Start of EXERCISE DATA
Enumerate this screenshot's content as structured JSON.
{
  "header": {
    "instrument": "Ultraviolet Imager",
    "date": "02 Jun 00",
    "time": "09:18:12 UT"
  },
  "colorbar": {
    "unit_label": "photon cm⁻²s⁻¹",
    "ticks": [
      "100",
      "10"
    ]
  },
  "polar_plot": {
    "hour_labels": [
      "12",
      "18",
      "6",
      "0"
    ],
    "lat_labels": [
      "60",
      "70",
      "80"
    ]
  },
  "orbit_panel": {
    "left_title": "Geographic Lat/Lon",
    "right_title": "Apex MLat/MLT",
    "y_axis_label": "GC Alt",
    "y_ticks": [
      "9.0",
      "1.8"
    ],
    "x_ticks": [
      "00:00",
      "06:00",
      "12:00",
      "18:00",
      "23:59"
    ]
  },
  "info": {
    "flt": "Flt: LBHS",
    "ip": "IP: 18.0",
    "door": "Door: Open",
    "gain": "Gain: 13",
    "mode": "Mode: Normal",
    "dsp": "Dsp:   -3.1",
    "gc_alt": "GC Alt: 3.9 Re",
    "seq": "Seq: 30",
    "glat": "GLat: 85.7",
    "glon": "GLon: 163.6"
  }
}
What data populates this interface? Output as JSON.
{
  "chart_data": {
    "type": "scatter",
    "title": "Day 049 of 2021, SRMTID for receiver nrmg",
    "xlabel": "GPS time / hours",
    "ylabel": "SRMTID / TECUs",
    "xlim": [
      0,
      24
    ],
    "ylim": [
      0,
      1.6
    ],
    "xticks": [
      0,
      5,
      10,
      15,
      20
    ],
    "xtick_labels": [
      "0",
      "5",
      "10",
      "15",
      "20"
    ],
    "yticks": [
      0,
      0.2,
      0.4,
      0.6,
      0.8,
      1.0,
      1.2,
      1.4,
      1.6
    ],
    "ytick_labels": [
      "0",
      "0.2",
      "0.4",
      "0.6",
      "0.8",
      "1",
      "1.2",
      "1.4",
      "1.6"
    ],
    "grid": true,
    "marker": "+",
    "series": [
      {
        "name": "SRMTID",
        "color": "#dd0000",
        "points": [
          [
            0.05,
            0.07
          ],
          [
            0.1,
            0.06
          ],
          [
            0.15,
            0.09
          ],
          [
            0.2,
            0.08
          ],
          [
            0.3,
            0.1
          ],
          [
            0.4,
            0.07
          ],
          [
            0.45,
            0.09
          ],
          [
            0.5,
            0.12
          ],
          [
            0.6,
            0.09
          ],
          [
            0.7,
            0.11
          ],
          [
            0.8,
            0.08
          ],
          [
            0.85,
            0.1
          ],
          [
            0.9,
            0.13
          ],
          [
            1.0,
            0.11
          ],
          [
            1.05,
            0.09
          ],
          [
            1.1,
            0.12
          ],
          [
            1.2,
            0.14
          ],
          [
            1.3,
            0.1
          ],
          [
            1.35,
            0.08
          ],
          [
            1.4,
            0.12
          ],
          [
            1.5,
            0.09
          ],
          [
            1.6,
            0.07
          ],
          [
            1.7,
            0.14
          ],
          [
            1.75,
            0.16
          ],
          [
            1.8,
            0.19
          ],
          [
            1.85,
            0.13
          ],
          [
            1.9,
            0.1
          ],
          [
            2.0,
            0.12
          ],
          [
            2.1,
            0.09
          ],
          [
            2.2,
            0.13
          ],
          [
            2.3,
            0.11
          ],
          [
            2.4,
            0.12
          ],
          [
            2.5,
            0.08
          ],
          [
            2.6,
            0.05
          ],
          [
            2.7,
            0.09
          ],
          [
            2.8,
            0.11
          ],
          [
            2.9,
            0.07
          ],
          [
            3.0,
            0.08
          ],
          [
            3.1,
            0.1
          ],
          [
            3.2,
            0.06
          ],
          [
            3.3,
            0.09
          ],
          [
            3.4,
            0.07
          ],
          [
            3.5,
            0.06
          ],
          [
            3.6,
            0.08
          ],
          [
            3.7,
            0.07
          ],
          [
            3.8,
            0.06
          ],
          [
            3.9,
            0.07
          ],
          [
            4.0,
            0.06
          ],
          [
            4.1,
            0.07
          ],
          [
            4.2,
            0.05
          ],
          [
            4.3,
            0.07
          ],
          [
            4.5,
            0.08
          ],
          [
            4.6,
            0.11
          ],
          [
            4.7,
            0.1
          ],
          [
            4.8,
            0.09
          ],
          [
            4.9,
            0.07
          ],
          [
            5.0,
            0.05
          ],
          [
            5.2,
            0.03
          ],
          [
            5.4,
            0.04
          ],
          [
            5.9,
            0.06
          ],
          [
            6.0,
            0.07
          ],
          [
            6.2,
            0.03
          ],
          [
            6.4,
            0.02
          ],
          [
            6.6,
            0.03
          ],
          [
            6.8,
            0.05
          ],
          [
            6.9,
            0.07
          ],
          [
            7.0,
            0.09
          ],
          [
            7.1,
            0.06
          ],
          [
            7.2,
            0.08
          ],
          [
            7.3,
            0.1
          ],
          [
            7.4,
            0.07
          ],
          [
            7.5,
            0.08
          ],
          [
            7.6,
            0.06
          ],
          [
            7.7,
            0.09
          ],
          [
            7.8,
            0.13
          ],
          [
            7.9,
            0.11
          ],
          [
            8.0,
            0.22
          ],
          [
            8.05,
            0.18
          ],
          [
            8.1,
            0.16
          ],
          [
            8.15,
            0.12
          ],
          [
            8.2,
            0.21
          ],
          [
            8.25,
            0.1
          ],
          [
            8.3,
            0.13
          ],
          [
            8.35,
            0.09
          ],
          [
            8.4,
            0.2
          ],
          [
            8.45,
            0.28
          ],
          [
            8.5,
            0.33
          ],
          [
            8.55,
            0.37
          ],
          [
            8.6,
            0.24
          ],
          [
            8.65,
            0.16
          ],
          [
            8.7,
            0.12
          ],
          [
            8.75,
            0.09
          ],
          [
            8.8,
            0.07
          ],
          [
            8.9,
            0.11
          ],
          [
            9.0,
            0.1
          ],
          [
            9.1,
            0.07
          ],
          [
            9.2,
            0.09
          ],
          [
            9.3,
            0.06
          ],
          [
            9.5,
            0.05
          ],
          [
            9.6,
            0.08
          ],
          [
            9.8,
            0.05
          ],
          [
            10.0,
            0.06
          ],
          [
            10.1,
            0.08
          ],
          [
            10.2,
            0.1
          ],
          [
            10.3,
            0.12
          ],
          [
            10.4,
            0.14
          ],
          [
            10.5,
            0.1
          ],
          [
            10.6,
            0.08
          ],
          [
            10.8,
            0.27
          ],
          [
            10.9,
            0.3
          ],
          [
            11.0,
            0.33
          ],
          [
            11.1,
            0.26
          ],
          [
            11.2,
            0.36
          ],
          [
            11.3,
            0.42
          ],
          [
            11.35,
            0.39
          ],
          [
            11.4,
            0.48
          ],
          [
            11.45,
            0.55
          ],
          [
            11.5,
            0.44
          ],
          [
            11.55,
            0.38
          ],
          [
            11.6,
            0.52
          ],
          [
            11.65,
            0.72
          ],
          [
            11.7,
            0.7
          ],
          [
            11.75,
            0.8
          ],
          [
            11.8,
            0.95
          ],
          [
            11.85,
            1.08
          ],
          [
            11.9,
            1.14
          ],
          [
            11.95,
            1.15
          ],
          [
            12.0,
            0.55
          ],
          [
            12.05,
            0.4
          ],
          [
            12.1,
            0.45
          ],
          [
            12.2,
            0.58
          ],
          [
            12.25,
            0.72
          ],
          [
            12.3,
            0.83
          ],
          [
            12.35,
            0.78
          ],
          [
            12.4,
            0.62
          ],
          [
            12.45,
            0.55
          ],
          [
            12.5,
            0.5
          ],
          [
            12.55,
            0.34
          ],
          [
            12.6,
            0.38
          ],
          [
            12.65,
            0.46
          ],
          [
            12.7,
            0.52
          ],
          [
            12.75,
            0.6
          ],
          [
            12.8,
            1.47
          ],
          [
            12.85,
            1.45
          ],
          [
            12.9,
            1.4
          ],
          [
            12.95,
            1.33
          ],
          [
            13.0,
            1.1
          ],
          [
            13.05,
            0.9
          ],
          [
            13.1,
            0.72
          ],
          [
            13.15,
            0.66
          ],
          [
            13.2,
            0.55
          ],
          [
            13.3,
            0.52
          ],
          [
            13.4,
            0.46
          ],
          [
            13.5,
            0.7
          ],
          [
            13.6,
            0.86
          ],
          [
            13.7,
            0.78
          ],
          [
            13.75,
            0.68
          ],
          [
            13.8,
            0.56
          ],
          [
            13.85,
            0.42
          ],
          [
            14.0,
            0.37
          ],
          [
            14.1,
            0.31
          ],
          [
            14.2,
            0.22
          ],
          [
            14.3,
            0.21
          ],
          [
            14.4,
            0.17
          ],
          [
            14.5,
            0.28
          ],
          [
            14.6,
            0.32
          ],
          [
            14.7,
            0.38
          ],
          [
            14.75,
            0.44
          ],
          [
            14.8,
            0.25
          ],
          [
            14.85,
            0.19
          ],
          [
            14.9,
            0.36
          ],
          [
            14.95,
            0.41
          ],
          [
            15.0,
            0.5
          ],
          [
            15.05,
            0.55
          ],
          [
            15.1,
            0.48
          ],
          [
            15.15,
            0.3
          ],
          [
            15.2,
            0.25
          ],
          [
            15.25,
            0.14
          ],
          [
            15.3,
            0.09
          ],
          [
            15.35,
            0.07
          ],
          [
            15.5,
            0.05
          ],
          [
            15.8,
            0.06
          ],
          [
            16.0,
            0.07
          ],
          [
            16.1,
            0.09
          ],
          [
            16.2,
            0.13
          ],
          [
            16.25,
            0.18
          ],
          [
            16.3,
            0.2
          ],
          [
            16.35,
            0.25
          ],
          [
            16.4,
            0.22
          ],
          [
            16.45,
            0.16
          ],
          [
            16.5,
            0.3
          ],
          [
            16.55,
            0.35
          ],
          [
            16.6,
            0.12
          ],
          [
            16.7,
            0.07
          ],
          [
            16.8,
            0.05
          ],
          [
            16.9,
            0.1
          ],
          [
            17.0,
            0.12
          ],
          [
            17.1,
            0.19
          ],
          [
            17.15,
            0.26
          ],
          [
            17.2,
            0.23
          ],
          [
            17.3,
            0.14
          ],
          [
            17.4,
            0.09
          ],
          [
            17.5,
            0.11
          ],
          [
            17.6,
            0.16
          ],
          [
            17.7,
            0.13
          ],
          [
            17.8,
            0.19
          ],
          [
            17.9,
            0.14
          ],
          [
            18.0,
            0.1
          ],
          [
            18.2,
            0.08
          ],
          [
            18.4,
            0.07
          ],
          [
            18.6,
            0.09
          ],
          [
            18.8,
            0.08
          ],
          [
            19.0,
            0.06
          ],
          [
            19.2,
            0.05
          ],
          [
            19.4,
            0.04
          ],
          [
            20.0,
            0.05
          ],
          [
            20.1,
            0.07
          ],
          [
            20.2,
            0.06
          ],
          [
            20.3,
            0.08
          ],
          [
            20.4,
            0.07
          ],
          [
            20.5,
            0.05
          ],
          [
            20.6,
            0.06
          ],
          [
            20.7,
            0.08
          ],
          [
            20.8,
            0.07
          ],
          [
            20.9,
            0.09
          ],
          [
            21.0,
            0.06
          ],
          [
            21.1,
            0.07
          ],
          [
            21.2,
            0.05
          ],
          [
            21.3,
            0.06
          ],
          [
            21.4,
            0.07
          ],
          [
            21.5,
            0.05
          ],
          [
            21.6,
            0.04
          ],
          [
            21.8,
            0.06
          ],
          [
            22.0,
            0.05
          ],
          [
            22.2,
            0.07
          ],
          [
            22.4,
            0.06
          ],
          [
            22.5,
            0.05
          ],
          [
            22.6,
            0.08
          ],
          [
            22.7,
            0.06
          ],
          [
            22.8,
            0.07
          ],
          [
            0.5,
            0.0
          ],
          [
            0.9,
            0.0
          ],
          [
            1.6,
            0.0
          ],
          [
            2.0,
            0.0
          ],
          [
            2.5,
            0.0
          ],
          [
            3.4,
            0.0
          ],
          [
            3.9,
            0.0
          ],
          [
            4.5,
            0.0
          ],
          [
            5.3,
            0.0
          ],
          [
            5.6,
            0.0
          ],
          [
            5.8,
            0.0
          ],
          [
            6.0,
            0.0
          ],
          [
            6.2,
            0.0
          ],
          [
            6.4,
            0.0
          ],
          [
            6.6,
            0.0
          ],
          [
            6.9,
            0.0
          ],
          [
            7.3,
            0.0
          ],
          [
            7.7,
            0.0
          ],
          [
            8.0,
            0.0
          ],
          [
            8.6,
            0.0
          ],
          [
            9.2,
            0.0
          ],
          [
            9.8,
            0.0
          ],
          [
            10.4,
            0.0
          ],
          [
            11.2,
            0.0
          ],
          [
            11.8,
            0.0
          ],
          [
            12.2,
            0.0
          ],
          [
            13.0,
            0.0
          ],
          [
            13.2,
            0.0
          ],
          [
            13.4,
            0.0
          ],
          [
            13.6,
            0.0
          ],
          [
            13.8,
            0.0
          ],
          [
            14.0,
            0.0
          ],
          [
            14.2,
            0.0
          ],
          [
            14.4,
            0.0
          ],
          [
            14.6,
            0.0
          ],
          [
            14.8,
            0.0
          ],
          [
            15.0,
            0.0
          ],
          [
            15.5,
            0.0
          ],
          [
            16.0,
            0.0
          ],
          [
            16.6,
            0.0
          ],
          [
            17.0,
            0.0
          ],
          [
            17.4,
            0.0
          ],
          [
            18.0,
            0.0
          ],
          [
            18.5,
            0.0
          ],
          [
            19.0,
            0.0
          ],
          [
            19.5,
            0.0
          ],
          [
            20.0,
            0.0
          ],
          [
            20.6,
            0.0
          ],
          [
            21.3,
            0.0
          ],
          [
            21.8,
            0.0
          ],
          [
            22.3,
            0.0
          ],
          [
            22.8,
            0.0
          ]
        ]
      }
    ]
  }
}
End of EXERCISE DATA
__TO BE DONE__
Go over the records above and tally the lines with the word "time" in them. Give the number alone.

__EXERCISE OUTPUT__
2